Job
Repeat every entry in the listing below, exactly.

Data entries

####

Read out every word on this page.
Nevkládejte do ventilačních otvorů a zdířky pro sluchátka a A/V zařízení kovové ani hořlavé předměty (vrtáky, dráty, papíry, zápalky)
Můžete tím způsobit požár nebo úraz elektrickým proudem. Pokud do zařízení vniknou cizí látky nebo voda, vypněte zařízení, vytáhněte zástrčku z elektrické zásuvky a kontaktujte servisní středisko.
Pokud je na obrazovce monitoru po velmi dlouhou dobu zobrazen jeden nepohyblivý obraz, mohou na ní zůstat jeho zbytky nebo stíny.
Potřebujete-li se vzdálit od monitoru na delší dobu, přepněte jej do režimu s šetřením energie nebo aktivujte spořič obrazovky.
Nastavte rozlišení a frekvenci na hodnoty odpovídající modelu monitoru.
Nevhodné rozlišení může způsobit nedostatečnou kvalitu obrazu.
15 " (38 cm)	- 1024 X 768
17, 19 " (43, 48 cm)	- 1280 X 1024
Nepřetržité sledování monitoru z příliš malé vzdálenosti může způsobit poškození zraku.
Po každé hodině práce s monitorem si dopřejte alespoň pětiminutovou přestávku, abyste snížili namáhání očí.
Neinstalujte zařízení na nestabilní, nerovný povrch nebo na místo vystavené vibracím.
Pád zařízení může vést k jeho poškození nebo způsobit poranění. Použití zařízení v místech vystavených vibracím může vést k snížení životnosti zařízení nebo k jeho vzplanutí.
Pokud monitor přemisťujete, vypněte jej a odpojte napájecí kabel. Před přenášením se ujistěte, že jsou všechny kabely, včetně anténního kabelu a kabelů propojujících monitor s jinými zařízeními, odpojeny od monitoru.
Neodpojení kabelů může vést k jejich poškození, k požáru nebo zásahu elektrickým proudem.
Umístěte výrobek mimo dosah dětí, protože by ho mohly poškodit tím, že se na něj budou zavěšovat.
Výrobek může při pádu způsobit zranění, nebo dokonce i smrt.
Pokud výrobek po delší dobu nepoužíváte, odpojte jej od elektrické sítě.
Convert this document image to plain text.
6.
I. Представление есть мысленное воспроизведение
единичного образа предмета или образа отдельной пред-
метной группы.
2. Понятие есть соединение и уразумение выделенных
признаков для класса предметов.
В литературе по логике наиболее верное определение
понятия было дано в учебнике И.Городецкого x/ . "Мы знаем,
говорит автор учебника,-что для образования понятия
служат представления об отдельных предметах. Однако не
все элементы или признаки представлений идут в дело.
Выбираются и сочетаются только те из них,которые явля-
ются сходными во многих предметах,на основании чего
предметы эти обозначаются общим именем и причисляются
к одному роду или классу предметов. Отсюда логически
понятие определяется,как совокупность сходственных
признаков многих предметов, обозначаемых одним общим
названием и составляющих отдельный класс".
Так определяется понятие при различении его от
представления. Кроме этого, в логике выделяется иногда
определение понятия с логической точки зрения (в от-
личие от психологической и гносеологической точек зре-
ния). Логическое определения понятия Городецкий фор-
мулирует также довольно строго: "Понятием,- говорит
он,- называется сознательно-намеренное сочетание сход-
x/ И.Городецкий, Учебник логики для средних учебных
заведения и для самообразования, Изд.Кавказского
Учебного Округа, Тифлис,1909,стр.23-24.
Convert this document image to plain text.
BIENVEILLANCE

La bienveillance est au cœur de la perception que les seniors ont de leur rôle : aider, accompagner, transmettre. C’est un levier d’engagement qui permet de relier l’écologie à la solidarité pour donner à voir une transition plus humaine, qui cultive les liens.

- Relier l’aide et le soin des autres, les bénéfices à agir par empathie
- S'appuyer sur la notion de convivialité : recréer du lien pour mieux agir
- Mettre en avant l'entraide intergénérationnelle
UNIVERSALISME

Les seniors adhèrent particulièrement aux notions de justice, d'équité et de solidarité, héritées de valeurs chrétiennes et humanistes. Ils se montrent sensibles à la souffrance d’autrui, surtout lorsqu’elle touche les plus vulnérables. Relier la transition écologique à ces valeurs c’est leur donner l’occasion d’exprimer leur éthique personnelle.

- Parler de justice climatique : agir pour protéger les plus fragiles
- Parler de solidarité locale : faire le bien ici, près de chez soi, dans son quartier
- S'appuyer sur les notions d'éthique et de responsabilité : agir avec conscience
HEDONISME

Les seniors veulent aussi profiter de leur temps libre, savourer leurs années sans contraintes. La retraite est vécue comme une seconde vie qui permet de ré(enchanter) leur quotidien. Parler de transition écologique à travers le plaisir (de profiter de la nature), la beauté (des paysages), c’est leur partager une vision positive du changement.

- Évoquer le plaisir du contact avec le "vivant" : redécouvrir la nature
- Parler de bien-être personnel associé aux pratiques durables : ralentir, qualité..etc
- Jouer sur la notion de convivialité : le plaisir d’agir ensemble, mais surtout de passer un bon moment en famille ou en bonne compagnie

####

Task solution
Read out every word on this page.
Nevkládejte do ventilačních otvorů a zdířky pro sluchátka a A/V zařízení kovové ani hořlavé předměty (vrtáky, dráty, papíry, zápalky)
Můžete tím způsobit požár nebo úraz elektrickým proudem. Pokud do zařízení vniknou cizí látky nebo voda, vypněte zařízení, vytáhněte zástrčku z elektrické zásuvky a kontaktujte servisní středisko.
Pokud je na obrazovce monitoru po velmi dlouhou dobu zobrazen jeden nepohyblivý obraz, mohou na ní zůstat jeho zbytky nebo stíny.
Potřebujete-li se vzdálit od monitoru na delší dobu, přepněte jej do režimu s šetřením energie nebo aktivujte spořič obrazovky.
Nastavte rozlišení a frekvenci na hodnoty odpovídající modelu monitoru.
Nevhodné rozlišení může způsobit nedostatečnou kvalitu obrazu.
15 " (38 cm)	- 1024 X 768
17, 19 " (43, 48 cm)	- 1280 X 1024
Nepřetržité sledování monitoru z příliš malé vzdálenosti může způsobit poškození zraku.
Po každé hodině práce s monitorem si dopřejte alespoň pětiminutovou přestávku, abyste snížili namáhání očí.
Neinstalujte zařízení na nestabilní, nerovný povrch nebo na místo vystavené vibracím.
Pád zařízení může vést k jeho poškození nebo způsobit poranění. Použití zařízení v místech vystavených vibracím může vést k snížení životnosti zařízení nebo k jeho vzplanutí.
Pokud monitor přemisťujete, vypněte jej a odpojte napájecí kabel. Před přenášením se ujistěte, že jsou všechny kabely, včetně anténního kabelu a kabelů propojujících monitor s jinými zařízeními, odpojeny od monitoru.
Neodpojení kabelů může vést k jejich poškození, k požáru nebo zásahu elektrickým proudem.
Umístěte výrobek mimo dosah dětí, protože by ho mohly poškodit tím, že se na něj budou zavěšovat.
Výrobek může při pádu způsobit zranění, nebo dokonce i smrt.
Pokud výrobek po delší dobu nepoužíváte, odpojte jej od elektrické sítě.
Convert this document image to plain text.
6.
I. Представление есть мысленное воспроизведение
единичного образа предмета или образа отдельной пред-
метной группы.
2. Понятие есть соединение и уразумение выделенных
признаков для класса предметов.
В литературе по логике наиболее верное определение
понятия было дано в учебнике И.Городецкого x/ . "Мы знаем,
говорит автор учебника,-что для образования понятия
служат представления об отдельных предметах. Однако не
все элементы или признаки представлений идут в дело.
Выбираются и сочетаются только те из них,которые явля-
ются сходными во многих предметах,на основании чего
предметы эти обозначаются общим именем и причисляются
к одному роду или классу предметов. Отсюда логически
понятие определяется,как совокупность сходственных
признаков многих предметов, обозначаемых одним общим
названием и составляющих отдельный класс".
Так определяется понятие при различении его от
представления. Кроме этого, в логике выделяется иногда
определение понятия с логической точки зрения (в от-
личие от психологической и гносеологической точек зре-
ния). Логическое определения понятия Городецкий фор-
мулирует также довольно строго: "Понятием,- говорит
он,- называется сознательно-намеренное сочетание сход-
x/ И.Городецкий, Учебник логики для средних учебных
заведения и для самообразования, Изд.Кавказского
Учебного Округа, Тифлис,1909,стр.23-24.
Convert this document image to plain text.
BIENVEILLANCE

La bienveillance est au cœur de la perception que les seniors ont de leur rôle : aider, accompagner, transmettre. C’est un levier d’engagement qui permet de relier l’écologie à la solidarité pour donner à voir une transition plus humaine, qui cultive les liens.

- Relier l’aide et le soin des autres, les bénéfices à agir par empathie
- S'appuyer sur la notion de convivialité : recréer du lien pour mieux agir
- Mettre en avant l'entraide intergénérationnelle
UNIVERSALISME

Les seniors adhèrent particulièrement aux notions de justice, d'équité et de solidarité, héritées de valeurs chrétiennes et humanistes. Ils se montrent sensibles à la souffrance d’autrui, surtout lorsqu’elle touche les plus vulnérables. Relier la transition écologique à ces valeurs c’est leur donner l’occasion d’exprimer leur éthique personnelle.

- Parler de justice climatique : agir pour protéger les plus fragiles
- Parler de solidarité locale : faire le bien ici, près de chez soi, dans son quartier
- S'appuyer sur les notions d'éthique et de responsabilité : agir avec conscience
HEDONISME

Les seniors veulent aussi profiter de leur temps libre, savourer leurs années sans contraintes. La retraite est vécue comme une seconde vie qui permet de ré(enchanter) leur quotidien. Parler de transition écologique à travers le plaisir (de profiter de la nature), la beauté (des paysages), c’est leur partager une vision positive du changement.

- Évoquer le plaisir du contact avec le "vivant" : redécouvrir la nature
- Parler de bien-être personnel associé aux pratiques durables : ralentir, qualité..etc
- Jouer sur la notion de convivialité : le plaisir d’agir ensemble, mais surtout de passer un bon moment en famille ou en bonne compagnie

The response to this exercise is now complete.